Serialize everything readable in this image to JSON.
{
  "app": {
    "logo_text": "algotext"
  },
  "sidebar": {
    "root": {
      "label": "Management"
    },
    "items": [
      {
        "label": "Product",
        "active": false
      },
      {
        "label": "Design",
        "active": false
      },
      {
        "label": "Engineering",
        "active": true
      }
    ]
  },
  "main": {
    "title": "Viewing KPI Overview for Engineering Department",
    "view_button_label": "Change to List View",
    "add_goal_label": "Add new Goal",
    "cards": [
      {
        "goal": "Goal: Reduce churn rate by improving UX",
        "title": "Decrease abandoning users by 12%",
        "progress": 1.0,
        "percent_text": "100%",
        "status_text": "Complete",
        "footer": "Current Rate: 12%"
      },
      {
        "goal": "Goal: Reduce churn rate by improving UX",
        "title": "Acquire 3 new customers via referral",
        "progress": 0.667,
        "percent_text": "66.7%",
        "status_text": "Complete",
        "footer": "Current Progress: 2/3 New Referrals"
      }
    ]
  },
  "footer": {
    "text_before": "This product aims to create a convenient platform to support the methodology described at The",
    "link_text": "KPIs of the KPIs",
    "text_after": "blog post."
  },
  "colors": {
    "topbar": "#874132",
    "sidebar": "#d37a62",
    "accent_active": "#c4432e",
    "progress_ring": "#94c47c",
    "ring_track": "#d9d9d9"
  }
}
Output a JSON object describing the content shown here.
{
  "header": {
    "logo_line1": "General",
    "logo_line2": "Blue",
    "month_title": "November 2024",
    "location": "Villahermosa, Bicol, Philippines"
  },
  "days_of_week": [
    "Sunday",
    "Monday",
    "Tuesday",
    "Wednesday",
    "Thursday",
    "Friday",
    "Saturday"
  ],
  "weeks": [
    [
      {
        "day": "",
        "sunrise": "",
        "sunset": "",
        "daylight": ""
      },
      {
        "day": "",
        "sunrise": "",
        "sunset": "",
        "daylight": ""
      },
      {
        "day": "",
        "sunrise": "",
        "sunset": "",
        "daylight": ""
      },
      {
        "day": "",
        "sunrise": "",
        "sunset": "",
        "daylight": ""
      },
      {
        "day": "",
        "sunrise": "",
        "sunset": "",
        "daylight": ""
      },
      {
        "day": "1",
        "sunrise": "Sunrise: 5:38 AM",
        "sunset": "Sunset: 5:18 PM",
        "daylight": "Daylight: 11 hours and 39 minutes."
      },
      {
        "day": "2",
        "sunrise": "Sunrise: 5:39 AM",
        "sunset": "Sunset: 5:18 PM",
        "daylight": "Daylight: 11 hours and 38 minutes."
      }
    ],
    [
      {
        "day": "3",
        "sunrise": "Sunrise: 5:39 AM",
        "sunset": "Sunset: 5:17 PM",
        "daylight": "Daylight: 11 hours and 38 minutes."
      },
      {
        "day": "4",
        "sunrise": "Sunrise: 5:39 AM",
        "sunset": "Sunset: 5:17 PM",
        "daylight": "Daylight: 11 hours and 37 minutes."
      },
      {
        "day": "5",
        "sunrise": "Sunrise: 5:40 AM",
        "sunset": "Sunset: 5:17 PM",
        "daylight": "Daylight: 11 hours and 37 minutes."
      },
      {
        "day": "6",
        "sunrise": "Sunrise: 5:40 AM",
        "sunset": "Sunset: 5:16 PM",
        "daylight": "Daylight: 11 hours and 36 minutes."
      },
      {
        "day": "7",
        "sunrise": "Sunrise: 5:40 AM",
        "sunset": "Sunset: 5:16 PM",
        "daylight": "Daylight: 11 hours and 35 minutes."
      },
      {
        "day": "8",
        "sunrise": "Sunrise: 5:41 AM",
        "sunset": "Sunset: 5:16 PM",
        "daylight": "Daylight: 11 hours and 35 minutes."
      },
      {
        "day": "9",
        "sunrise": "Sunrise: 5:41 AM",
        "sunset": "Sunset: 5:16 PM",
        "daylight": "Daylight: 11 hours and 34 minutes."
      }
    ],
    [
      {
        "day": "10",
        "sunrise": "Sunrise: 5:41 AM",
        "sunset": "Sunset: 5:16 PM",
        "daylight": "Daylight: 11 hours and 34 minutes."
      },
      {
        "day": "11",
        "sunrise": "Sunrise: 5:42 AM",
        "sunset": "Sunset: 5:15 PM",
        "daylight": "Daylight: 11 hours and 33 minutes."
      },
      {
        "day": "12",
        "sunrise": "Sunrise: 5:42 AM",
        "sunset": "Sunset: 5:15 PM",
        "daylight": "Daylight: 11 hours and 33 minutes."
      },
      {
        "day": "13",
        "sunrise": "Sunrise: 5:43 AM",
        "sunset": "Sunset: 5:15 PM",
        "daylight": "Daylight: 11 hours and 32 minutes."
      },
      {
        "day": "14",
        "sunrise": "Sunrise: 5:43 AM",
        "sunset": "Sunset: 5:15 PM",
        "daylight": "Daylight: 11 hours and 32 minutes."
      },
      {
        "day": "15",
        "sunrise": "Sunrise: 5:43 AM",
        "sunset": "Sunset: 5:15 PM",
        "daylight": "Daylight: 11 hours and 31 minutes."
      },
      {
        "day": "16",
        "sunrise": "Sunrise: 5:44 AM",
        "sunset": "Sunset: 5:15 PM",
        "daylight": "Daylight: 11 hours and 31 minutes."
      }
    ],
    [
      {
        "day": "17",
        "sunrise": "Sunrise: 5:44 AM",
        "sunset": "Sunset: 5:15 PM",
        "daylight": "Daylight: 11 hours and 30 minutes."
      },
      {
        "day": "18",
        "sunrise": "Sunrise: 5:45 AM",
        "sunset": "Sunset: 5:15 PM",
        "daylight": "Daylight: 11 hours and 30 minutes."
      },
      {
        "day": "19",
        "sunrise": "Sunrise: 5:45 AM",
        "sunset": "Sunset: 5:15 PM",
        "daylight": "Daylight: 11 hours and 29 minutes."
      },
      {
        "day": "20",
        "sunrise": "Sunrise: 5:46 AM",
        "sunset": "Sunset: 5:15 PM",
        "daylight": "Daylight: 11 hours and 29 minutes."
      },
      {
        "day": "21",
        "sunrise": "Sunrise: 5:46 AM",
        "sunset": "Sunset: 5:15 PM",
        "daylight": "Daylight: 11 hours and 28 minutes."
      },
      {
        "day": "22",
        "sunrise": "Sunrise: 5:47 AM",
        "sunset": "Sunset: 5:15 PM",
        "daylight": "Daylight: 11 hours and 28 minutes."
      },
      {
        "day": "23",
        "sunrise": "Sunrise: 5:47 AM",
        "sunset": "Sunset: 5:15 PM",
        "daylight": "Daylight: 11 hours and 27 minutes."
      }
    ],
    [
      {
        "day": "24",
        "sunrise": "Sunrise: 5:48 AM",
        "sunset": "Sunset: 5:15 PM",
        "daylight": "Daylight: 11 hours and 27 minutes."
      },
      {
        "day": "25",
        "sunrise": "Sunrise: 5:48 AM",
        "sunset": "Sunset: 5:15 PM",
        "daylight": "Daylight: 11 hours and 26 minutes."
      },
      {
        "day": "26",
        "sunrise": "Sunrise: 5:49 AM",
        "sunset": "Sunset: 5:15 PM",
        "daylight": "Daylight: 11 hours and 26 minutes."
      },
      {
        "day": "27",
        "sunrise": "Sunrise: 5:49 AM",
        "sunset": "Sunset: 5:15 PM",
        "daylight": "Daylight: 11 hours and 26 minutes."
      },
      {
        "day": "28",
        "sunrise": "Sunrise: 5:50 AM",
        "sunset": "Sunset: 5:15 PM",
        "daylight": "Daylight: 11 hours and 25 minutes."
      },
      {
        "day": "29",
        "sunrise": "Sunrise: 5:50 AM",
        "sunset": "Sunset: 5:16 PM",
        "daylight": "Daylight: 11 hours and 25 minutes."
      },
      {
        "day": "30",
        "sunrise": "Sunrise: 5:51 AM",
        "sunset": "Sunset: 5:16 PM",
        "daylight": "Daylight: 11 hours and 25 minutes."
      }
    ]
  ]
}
________________
◆ **GOAL OF THE EXERCISE**
Select the lines in this material that hold the word "footer", leaving none out.

◆ **WRITTEN ANSWER**
        "footer": "Current Rate: 12%"
        "footer": "Current Progress: 2/3 New Referrals"
  "footer": {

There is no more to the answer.